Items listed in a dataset
++++++++++++++++++++
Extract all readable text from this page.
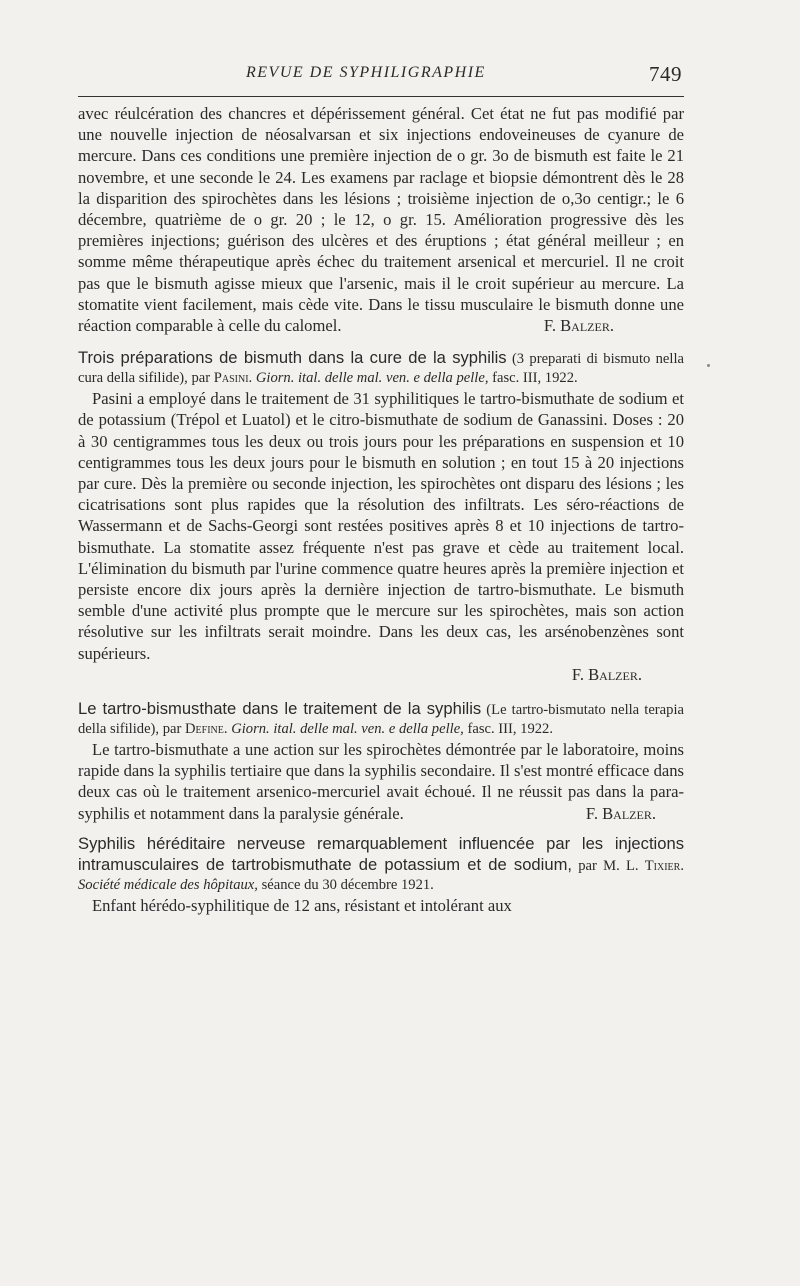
REVUE DE SYPHILIGRAPHIE	749

avec réulcération des chancres et dépérissement général. Cet état ne fut pas modifié par une nouvelle injection de néosalvarsan et six injections endoveineuses de cyanure de mercure. Dans ces conditions une première injection de o gr. 3o de bismuth est faite le 21 novembre, et une seconde le 24. Les examens par raclage et biopsie démontrent dès le 28 la disparition des spirochètes dans les lésions ; troisième injection de o,3o centigr.; le 6 décembre, quatrième de o gr. 20 ; le 12, o gr. 15. Amélioration progressive dès les premières injections; guérison des ulcères et des éruptions ; état général meilleur ; en somme même thérapeutique après échec du traitement arsenical et mercuriel. Il ne croit pas que le bismuth agisse mieux que l'arsenic, mais il le croit supérieur au mercure. La stomatite vient facilement, mais cède vite. Dans le tissu musculaire le bismuth donne une réaction comparable à celle du calomel.	F. Balzer.

Trois préparations de bismuth dans la cure de la syphilis (3 preparati di bismuto nella cura della sifilide), par Pasini. Giorn. ital. delle mal. ven. e della pelle, fasc. III, 1922.

Pasini a employé dans le traitement de 31 syphilitiques le tartro-bismuthate de sodium et de potassium (Trépol et Luatol) et le citro-bismuthate de sodium de Ganassini. Doses : 20 à 30 centigrammes tous les deux ou trois jours pour les préparations en suspension et 10 centigrammes tous les deux jours pour le bismuth en solution ; en tout 15 à 20 injections par cure. Dès la première ou seconde injection, les spirochètes ont disparu des lésions ; les cicatrisations sont plus rapides que la résolution des infiltrats. Les séro-réactions de Wassermann et de Sachs-Georgi sont restées positives après 8 et 10 injections de tartro-bismuthate. La stomatite assez fréquente n'est pas grave et cède au traitement local. L'élimination du bismuth par l'urine commence quatre heures après la première injection et persiste encore dix jours après la dernière injection de tartro-bismuthate. Le bismuth semble d'une activité plus prompte que le mercure sur les spirochètes, mais son action résolutive sur les infiltrats serait moindre. Dans les deux cas, les arsénobenzènes sont supérieurs.

F. Balzer.

Le tartro-bismusthate dans le traitement de la syphilis (Le tartro-bismutato nella terapia della sifilide), par Define. Giorn. ital. delle mal. ven. e della pelle, fasc. III, 1922.

Le tartro-bismuthate a une action sur les spirochètes démontrée par le laboratoire, moins rapide dans la syphilis tertiaire que dans la syphilis secondaire. Il s'est montré efficace dans deux cas où le traitement arsenico-mercuriel avait échoué. Il ne réussit pas dans la para-syphilis et notamment dans la paralysie générale.	F. Balzer.

Syphilis héréditaire nerveuse remarquablement influencée par les injections intramusculaires de tartrobismuthate de potassium et de sodium, par M. L. Tixier. Société médicale des hôpitaux, séance du 30 décembre 1921.

Enfant hérédo-syphilitique de 12 ans, résistant et intolérant aux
++++++++++++++++++++
Given exercise —
Quote the entries in full. Any image among them is to be omitted from the copy.

Response below —
Extract all readable text from this page.
REVUE DE SYPHILIGRAPHIE	749

avec réulcération des chancres et dépérissement général. Cet état ne fut pas modifié par une nouvelle injection de néosalvarsan et six injections endoveineuses de cyanure de mercure. Dans ces conditions une première injection de o gr. 3o de bismuth est faite le 21 novembre, et une seconde le 24. Les examens par raclage et biopsie démontrent dès le 28 la disparition des spirochètes dans les lésions ; troisième injection de o,3o centigr.; le 6 décembre, quatrième de o gr. 20 ; le 12, o gr. 15. Amélioration progressive dès les premières injections; guérison des ulcères et des éruptions ; état général meilleur ; en somme même thérapeutique après échec du traitement arsenical et mercuriel. Il ne croit pas que le bismuth agisse mieux que l'arsenic, mais il le croit supérieur au mercure. La stomatite vient facilement, mais cède vite. Dans le tissu musculaire le bismuth donne une réaction comparable à celle du calomel.	F. Balzer.

Trois préparations de bismuth dans la cure de la syphilis (3 preparati di bismuto nella cura della sifilide), par Pasini. Giorn. ital. delle mal. ven. e della pelle, fasc. III, 1922.

Pasini a employé dans le traitement de 31 syphilitiques le tartro-bismuthate de sodium et de potassium (Trépol et Luatol) et le citro-bismuthate de sodium de Ganassini. Doses : 20 à 30 centigrammes tous les deux ou trois jours pour les préparations en suspension et 10 centigrammes tous les deux jours pour le bismuth en solution ; en tout 15 à 20 injections par cure. Dès la première ou seconde injection, les spirochètes ont disparu des lésions ; les cicatrisations sont plus rapides que la résolution des infiltrats. Les séro-réactions de Wassermann et de Sachs-Georgi sont restées positives après 8 et 10 injections de tartro-bismuthate. La stomatite assez fréquente n'est pas grave et cède au traitement local. L'élimination du bismuth par l'urine commence quatre heures après la première injection et persiste encore dix jours après la dernière injection de tartro-bismuthate. Le bismuth semble d'une activité plus prompte que le mercure sur les spirochètes, mais son action résolutive sur les infiltrats serait moindre. Dans les deux cas, les arsénobenzènes sont supérieurs.

F. Balzer.

Le tartro-bismusthate dans le traitement de la syphilis (Le tartro-bismutato nella terapia della sifilide), par Define. Giorn. ital. delle mal. ven. e della pelle, fasc. III, 1922.

Le tartro-bismuthate a une action sur les spirochètes démontrée par le laboratoire, moins rapide dans la syphilis tertiaire que dans la syphilis secondaire. Il s'est montré efficace dans deux cas où le traitement arsenico-mercuriel avait échoué. Il ne réussit pas dans la para-syphilis et notamment dans la paralysie générale.	F. Balzer.

Syphilis héréditaire nerveuse remarquablement influencée par les injections intramusculaires de tartrobismuthate de potassium et de sodium, par M. L. Tixier. Société médicale des hôpitaux, séance du 30 décembre 1921.

Enfant hérédo-syphilitique de 12 ans, résistant et intolérant aux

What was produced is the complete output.